• _What the task requires_: Each record below should appear again exactly as written.

(Recorded data)
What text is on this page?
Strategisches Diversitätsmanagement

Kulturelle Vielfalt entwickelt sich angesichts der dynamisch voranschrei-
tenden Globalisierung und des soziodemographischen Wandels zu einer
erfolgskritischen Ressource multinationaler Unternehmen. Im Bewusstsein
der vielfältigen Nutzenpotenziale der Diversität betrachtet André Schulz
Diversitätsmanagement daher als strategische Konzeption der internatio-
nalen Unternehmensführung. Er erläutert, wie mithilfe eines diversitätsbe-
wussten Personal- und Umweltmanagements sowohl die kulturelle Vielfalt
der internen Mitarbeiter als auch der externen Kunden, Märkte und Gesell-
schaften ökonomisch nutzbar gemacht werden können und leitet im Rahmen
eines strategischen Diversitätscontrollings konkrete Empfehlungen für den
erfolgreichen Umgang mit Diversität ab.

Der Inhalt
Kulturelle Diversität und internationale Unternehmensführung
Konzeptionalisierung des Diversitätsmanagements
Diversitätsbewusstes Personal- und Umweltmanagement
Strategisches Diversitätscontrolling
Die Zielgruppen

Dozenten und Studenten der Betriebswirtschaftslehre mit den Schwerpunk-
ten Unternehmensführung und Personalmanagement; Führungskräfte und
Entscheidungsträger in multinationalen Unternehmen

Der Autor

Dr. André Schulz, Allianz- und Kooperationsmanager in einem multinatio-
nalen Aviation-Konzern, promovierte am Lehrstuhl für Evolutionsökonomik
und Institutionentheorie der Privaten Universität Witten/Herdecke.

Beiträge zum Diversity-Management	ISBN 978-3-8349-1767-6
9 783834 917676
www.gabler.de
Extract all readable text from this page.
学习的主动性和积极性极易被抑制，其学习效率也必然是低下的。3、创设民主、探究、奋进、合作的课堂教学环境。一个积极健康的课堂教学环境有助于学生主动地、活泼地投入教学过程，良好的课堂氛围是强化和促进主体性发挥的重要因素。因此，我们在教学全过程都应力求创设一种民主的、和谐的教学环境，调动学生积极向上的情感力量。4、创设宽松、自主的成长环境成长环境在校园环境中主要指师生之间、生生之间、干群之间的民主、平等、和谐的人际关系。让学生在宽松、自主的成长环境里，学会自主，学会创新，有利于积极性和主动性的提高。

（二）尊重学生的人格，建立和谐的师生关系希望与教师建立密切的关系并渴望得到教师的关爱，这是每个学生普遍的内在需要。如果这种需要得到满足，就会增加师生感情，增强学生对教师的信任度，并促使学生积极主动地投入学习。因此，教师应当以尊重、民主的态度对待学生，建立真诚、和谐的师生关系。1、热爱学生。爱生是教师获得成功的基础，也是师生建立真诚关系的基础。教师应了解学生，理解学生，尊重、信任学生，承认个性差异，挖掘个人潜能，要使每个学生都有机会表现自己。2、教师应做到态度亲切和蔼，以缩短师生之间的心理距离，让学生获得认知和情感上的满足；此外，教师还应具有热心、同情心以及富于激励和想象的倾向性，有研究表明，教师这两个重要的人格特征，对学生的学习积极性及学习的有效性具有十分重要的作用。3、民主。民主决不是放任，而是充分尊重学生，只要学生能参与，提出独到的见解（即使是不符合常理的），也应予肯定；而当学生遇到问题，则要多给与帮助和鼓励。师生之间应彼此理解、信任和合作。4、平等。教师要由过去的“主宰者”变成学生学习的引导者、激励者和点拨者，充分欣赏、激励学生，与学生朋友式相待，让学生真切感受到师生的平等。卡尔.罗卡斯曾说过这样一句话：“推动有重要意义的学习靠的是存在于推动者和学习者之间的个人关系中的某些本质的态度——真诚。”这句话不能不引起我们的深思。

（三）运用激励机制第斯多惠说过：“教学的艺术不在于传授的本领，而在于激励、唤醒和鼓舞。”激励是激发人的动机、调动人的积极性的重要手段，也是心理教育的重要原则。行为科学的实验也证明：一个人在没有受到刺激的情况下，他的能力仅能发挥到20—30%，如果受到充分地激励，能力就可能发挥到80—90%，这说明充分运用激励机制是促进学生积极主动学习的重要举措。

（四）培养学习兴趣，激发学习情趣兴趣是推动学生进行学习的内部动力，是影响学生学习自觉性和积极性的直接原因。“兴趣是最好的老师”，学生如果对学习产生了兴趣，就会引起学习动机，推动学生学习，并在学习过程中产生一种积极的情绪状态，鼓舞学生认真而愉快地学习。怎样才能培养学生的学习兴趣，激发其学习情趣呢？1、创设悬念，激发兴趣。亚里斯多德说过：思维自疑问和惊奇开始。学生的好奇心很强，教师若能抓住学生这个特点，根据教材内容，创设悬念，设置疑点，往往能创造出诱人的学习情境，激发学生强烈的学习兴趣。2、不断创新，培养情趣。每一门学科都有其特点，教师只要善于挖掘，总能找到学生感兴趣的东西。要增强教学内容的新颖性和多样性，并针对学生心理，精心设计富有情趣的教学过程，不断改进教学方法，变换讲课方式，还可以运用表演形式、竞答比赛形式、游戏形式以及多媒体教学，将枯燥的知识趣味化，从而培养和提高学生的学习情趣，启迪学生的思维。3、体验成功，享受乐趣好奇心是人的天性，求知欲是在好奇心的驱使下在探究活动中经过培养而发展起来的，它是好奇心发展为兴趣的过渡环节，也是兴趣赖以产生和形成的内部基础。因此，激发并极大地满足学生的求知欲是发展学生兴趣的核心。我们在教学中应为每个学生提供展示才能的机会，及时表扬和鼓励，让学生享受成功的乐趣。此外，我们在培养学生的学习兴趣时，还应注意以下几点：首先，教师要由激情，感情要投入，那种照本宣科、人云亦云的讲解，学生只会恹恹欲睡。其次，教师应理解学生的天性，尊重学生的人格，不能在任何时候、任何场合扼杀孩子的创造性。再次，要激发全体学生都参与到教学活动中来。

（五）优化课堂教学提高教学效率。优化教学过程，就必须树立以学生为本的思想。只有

• _Exercise solution_:
What text is on this page?
Strategisches Diversitätsmanagement

Kulturelle Vielfalt entwickelt sich angesichts der dynamisch voranschrei-
tenden Globalisierung und des soziodemographischen Wandels zu einer
erfolgskritischen Ressource multinationaler Unternehmen. Im Bewusstsein
der vielfältigen Nutzenpotenziale der Diversität betrachtet André Schulz
Diversitätsmanagement daher als strategische Konzeption der internatio-
nalen Unternehmensführung. Er erläutert, wie mithilfe eines diversitätsbe-
wussten Personal- und Umweltmanagements sowohl die kulturelle Vielfalt
der internen Mitarbeiter als auch der externen Kunden, Märkte und Gesell-
schaften ökonomisch nutzbar gemacht werden können und leitet im Rahmen
eines strategischen Diversitätscontrollings konkrete Empfehlungen für den
erfolgreichen Umgang mit Diversität ab.

Der Inhalt
Kulturelle Diversität und internationale Unternehmensführung
Konzeptionalisierung des Diversitätsmanagements
Diversitätsbewusstes Personal- und Umweltmanagement
Strategisches Diversitätscontrolling
Die Zielgruppen

Dozenten und Studenten der Betriebswirtschaftslehre mit den Schwerpunk-
ten Unternehmensführung und Personalmanagement; Führungskräfte und
Entscheidungsträger in multinationalen Unternehmen

Der Autor

Dr. André Schulz, Allianz- und Kooperationsmanager in einem multinatio-
nalen Aviation-Konzern, promovierte am Lehrstuhl für Evolutionsökonomik
und Institutionentheorie der Privaten Universität Witten/Herdecke.

Beiträge zum Diversity-Management	ISBN 978-3-8349-1767-6
9 783834 917676
www.gabler.de
Extract all readable text from this page.
学习的主动性和积极性极易被抑制，其学习效率也必然是低下的。3、创设民主、探究、奋进、合作的课堂教学环境。一个积极健康的课堂教学环境有助于学生主动地、活泼地投入教学过程，良好的课堂氛围是强化和促进主体性发挥的重要因素。因此，我们在教学全过程都应力求创设一种民主的、和谐的教学环境，调动学生积极向上的情感力量。4、创设宽松、自主的成长环境成长环境在校园环境中主要指师生之间、生生之间、干群之间的民主、平等、和谐的人际关系。让学生在宽松、自主的成长环境里，学会自主，学会创新，有利于积极性和主动性的提高。

（二）尊重学生的人格，建立和谐的师生关系希望与教师建立密切的关系并渴望得到教师的关爱，这是每个学生普遍的内在需要。如果这种需要得到满足，就会增加师生感情，增强学生对教师的信任度，并促使学生积极主动地投入学习。因此，教师应当以尊重、民主的态度对待学生，建立真诚、和谐的师生关系。1、热爱学生。爱生是教师获得成功的基础，也是师生建立真诚关系的基础。教师应了解学生，理解学生，尊重、信任学生，承认个性差异，挖掘个人潜能，要使每个学生都有机会表现自己。2、教师应做到态度亲切和蔼，以缩短师生之间的心理距离，让学生获得认知和情感上的满足；此外，教师还应具有热心、同情心以及富于激励和想象的倾向性，有研究表明，教师这两个重要的人格特征，对学生的学习积极性及学习的有效性具有十分重要的作用。3、民主。民主决不是放任，而是充分尊重学生，只要学生能参与，提出独到的见解（即使是不符合常理的），也应予肯定；而当学生遇到问题，则要多给与帮助和鼓励。师生之间应彼此理解、信任和合作。4、平等。教师要由过去的“主宰者”变成学生学习的引导者、激励者和点拨者，充分欣赏、激励学生，与学生朋友式相待，让学生真切感受到师生的平等。卡尔.罗卡斯曾说过这样一句话：“推动有重要意义的学习靠的是存在于推动者和学习者之间的个人关系中的某些本质的态度——真诚。”这句话不能不引起我们的深思。

（三）运用激励机制第斯多惠说过：“教学的艺术不在于传授的本领，而在于激励、唤醒和鼓舞。”激励是激发人的动机、调动人的积极性的重要手段，也是心理教育的重要原则。行为科学的实验也证明：一个人在没有受到刺激的情况下，他的能力仅能发挥到20—30%，如果受到充分地激励，能力就可能发挥到80—90%，这说明充分运用激励机制是促进学生积极主动学习的重要举措。

（四）培养学习兴趣，激发学习情趣兴趣是推动学生进行学习的内部动力，是影响学生学习自觉性和积极性的直接原因。“兴趣是最好的老师”，学生如果对学习产生了兴趣，就会引起学习动机，推动学生学习，并在学习过程中产生一种积极的情绪状态，鼓舞学生认真而愉快地学习。怎样才能培养学生的学习兴趣，激发其学习情趣呢？1、创设悬念，激发兴趣。亚里斯多德说过：思维自疑问和惊奇开始。学生的好奇心很强，教师若能抓住学生这个特点，根据教材内容，创设悬念，设置疑点，往往能创造出诱人的学习情境，激发学生强烈的学习兴趣。2、不断创新，培养情趣。每一门学科都有其特点，教师只要善于挖掘，总能找到学生感兴趣的东西。要增强教学内容的新颖性和多样性，并针对学生心理，精心设计富有情趣的教学过程，不断改进教学方法，变换讲课方式，还可以运用表演形式、竞答比赛形式、游戏形式以及多媒体教学，将枯燥的知识趣味化，从而培养和提高学生的学习情趣，启迪学生的思维。3、体验成功，享受乐趣好奇心是人的天性，求知欲是在好奇心的驱使下在探究活动中经过培养而发展起来的，它是好奇心发展为兴趣的过渡环节，也是兴趣赖以产生和形成的内部基础。因此，激发并极大地满足学生的求知欲是发展学生兴趣的核心。我们在教学中应为每个学生提供展示才能的机会，及时表扬和鼓励，让学生享受成功的乐趣。此外，我们在培养学生的学习兴趣时，还应注意以下几点：首先，教师要由激情，感情要投入，那种照本宣科、人云亦云的讲解，学生只会恹恹欲睡。其次，教师应理解学生的天性，尊重学生的人格，不能在任何时候、任何场合扼杀孩子的创造性。再次，要激发全体学生都参与到教学活动中来。

（五）优化课堂教学提高教学效率。优化教学过程，就必须树立以学生为本的思想。只有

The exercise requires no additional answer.